Print the items from the line containing "- data-point: [502, 747, 520, 763]" through the line containing "- scale-unit-label: miles: [560, 516, 583, 527]", both included, with each line reproduced verbatim.
--
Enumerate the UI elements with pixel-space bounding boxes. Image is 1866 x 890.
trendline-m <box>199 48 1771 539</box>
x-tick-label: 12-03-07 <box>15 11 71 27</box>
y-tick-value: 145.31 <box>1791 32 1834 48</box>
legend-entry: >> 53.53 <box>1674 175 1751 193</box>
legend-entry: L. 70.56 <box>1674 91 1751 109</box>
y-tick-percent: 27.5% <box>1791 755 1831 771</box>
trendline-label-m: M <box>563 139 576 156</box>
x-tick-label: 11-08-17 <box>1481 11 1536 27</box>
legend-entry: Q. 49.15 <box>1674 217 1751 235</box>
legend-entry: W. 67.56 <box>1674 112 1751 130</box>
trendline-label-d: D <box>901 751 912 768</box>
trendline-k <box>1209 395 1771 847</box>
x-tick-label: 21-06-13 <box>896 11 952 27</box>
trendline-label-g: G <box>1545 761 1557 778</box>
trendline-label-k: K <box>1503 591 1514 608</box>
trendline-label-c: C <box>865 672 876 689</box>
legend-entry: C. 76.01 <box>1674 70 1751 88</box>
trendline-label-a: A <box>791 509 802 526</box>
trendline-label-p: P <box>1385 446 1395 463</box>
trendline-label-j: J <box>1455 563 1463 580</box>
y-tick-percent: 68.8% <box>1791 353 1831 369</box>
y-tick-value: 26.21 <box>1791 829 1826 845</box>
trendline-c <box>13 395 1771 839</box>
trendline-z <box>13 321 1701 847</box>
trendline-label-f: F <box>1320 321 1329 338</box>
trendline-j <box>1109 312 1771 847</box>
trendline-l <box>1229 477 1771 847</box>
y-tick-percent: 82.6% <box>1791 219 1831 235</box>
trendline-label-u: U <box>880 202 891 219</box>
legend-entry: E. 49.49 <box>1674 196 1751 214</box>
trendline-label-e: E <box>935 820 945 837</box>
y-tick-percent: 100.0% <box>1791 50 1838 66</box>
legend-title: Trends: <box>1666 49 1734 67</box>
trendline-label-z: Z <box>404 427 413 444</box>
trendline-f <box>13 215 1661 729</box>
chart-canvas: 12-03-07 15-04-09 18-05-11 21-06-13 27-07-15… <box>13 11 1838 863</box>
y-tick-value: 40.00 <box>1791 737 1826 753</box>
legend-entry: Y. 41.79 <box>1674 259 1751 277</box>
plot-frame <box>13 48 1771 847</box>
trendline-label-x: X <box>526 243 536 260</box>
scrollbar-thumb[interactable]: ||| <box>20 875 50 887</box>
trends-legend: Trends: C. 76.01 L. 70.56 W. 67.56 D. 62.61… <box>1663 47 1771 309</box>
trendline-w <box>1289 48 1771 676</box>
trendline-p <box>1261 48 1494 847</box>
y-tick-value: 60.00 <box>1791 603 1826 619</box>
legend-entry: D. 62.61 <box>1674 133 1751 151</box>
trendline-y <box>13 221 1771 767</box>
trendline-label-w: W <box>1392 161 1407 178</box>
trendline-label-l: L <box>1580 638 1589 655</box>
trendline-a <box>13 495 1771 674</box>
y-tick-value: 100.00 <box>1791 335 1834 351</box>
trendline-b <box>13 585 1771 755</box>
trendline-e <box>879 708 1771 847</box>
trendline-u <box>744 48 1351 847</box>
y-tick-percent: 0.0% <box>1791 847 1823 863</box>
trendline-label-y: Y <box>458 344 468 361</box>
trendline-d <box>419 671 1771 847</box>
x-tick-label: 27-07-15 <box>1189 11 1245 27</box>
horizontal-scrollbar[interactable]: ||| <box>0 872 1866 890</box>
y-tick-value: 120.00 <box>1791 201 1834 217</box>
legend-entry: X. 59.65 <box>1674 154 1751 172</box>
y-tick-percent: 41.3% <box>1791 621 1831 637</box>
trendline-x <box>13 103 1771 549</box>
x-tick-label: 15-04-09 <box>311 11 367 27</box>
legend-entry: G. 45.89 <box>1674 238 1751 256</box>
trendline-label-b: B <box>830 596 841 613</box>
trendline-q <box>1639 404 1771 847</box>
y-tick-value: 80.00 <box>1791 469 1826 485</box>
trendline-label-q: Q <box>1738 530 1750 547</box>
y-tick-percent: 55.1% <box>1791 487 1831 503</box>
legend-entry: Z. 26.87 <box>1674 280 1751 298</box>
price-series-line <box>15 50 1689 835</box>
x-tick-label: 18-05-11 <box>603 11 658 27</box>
--
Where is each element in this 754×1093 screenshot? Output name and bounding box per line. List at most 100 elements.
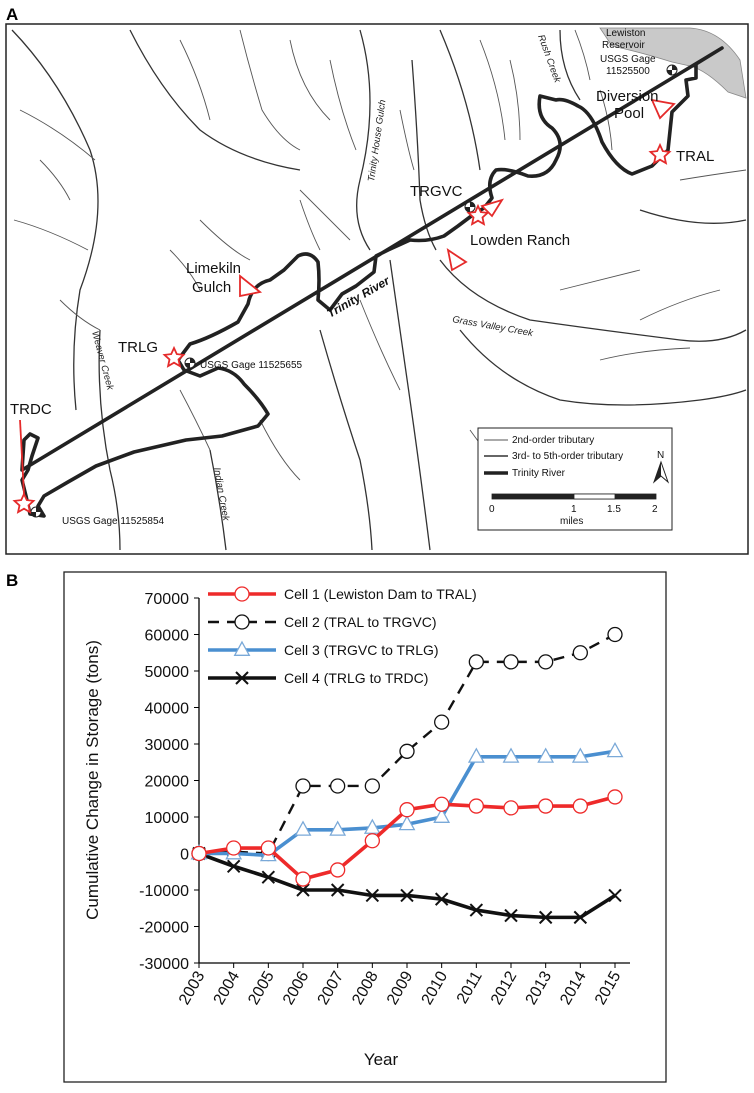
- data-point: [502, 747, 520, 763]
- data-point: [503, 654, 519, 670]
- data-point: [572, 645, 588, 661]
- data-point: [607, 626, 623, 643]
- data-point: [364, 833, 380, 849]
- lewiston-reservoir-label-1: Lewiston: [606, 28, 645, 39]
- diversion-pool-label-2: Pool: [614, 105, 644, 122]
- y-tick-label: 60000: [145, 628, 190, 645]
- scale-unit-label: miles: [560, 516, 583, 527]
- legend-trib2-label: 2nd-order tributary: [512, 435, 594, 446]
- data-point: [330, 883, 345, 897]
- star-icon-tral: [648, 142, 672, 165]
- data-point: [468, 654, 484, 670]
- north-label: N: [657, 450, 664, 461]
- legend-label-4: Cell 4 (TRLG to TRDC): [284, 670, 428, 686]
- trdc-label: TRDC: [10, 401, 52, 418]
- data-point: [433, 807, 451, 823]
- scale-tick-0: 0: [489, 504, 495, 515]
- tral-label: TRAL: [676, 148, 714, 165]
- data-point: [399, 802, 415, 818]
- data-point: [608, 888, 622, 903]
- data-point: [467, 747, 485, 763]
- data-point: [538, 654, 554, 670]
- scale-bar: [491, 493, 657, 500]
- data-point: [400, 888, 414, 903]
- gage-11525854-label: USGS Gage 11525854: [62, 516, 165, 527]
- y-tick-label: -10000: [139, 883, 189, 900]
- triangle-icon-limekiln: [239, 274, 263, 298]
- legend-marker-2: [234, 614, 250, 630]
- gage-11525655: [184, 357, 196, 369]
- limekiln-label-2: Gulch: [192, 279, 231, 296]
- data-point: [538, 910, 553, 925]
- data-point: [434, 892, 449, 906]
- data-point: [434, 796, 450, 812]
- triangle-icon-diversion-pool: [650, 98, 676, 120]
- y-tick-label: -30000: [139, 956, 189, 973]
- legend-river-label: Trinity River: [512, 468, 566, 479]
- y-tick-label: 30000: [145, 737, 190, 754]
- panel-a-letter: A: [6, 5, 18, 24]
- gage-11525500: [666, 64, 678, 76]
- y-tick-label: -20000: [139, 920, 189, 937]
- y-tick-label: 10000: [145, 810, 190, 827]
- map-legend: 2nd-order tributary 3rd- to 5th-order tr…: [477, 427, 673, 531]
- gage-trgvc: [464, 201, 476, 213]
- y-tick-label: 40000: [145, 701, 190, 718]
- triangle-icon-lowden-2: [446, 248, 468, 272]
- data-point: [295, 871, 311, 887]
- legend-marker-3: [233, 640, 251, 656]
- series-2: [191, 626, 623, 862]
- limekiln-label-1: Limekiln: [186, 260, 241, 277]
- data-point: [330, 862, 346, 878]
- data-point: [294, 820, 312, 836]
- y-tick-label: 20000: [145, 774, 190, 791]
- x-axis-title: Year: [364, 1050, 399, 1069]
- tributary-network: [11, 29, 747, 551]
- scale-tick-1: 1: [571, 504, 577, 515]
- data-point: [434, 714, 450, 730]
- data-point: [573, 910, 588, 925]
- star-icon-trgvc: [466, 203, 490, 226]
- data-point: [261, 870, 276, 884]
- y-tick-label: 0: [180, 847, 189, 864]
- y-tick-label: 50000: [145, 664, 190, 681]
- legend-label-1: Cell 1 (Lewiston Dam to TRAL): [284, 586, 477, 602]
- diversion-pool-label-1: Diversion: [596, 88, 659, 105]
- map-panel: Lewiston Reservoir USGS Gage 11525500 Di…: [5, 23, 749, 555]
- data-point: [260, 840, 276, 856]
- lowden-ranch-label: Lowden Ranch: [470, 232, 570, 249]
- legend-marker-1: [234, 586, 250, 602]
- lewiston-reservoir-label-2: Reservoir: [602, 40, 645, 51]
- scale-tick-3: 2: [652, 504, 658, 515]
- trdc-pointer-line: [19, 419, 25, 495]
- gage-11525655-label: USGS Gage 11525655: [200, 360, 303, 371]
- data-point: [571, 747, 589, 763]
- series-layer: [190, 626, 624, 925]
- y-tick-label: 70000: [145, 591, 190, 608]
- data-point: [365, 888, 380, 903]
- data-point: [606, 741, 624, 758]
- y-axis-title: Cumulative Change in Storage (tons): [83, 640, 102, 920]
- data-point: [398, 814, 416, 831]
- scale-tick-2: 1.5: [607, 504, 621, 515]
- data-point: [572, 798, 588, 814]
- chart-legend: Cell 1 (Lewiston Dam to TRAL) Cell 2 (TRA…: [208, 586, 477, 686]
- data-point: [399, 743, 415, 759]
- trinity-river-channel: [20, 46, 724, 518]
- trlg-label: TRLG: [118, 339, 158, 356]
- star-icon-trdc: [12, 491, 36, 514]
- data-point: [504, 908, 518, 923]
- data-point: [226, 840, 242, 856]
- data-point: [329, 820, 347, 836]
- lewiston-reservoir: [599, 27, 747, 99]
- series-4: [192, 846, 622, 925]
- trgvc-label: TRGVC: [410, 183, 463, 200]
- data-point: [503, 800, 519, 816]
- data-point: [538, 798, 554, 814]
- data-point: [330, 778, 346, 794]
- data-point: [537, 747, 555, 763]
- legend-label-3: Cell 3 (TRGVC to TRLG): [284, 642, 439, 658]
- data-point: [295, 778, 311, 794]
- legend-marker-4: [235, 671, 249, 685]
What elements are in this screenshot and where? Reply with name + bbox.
--
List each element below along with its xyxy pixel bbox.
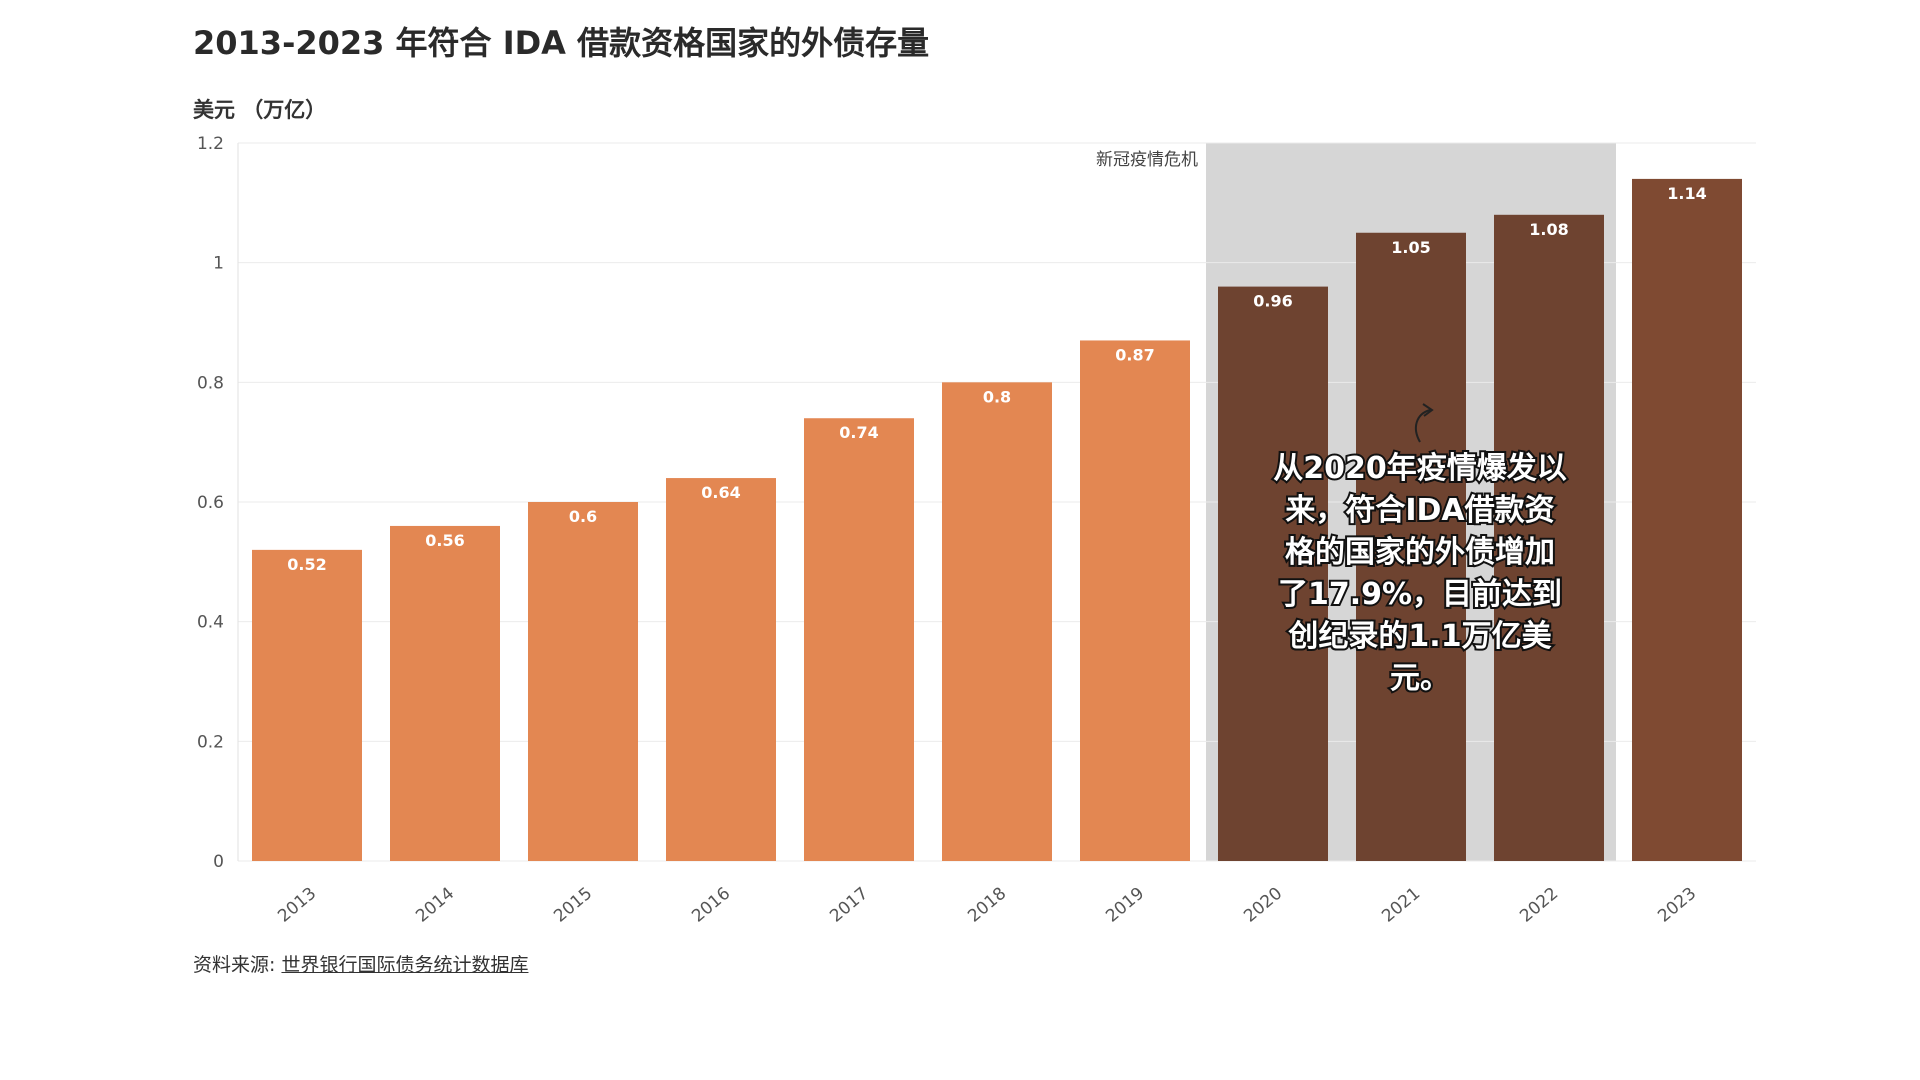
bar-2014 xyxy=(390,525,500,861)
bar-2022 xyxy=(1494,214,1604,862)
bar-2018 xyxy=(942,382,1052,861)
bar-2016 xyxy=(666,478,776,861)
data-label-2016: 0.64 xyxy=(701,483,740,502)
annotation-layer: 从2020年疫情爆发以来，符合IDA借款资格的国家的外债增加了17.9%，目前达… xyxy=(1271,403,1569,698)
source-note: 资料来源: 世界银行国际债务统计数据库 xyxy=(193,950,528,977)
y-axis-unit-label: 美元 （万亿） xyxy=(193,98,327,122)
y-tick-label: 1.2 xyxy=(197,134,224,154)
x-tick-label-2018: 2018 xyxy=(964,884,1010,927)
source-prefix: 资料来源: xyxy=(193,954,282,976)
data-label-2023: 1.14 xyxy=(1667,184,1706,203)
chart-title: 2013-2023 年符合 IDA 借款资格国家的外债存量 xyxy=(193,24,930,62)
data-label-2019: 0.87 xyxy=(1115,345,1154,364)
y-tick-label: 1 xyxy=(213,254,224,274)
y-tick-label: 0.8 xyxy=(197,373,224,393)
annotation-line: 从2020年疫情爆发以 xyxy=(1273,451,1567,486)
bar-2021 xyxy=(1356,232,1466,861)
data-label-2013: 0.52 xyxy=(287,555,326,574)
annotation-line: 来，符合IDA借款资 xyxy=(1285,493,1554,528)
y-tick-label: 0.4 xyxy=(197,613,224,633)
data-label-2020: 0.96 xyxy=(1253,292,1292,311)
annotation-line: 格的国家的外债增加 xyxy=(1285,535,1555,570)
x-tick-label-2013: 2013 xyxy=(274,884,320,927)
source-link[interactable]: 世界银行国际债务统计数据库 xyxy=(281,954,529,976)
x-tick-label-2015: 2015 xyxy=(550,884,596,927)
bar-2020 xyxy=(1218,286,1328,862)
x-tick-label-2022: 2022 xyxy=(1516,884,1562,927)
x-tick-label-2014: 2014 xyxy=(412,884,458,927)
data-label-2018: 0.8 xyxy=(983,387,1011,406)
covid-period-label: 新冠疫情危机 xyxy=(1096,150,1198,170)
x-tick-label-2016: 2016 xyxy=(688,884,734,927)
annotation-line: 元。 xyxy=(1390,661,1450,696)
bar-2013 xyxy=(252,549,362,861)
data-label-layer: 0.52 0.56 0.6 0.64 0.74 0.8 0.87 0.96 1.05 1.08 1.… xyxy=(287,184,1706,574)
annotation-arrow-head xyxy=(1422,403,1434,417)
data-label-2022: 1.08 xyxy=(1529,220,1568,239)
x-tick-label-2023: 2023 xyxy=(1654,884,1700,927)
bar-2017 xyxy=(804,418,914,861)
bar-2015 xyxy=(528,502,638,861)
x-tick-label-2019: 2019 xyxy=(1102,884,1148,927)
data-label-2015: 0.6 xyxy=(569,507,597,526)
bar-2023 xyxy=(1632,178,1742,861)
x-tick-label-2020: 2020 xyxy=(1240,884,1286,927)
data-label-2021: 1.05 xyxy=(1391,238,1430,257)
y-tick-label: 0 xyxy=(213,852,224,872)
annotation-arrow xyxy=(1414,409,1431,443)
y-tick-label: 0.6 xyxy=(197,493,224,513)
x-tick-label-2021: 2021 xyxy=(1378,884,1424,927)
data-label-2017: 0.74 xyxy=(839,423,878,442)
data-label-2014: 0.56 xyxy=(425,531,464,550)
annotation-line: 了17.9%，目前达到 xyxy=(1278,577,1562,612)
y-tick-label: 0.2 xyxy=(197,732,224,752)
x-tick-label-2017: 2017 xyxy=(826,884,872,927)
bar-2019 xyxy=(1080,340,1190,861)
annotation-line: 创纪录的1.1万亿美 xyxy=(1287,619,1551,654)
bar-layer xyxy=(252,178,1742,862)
--
Problem solution:
- data-point: [502, 747, 520, 763]
- data-point: [503, 654, 519, 670]
- data-point: [572, 645, 588, 661]
- data-point: [607, 626, 623, 643]
- data-point: [364, 833, 380, 849]
- lewiston-reservoir-label-1: Lewiston: [606, 28, 645, 39]
- diversion-pool-label-2: Pool: [614, 105, 644, 122]
- y-tick-label: 60000: [145, 628, 190, 645]
- scale-unit-label: miles: [560, 516, 583, 527]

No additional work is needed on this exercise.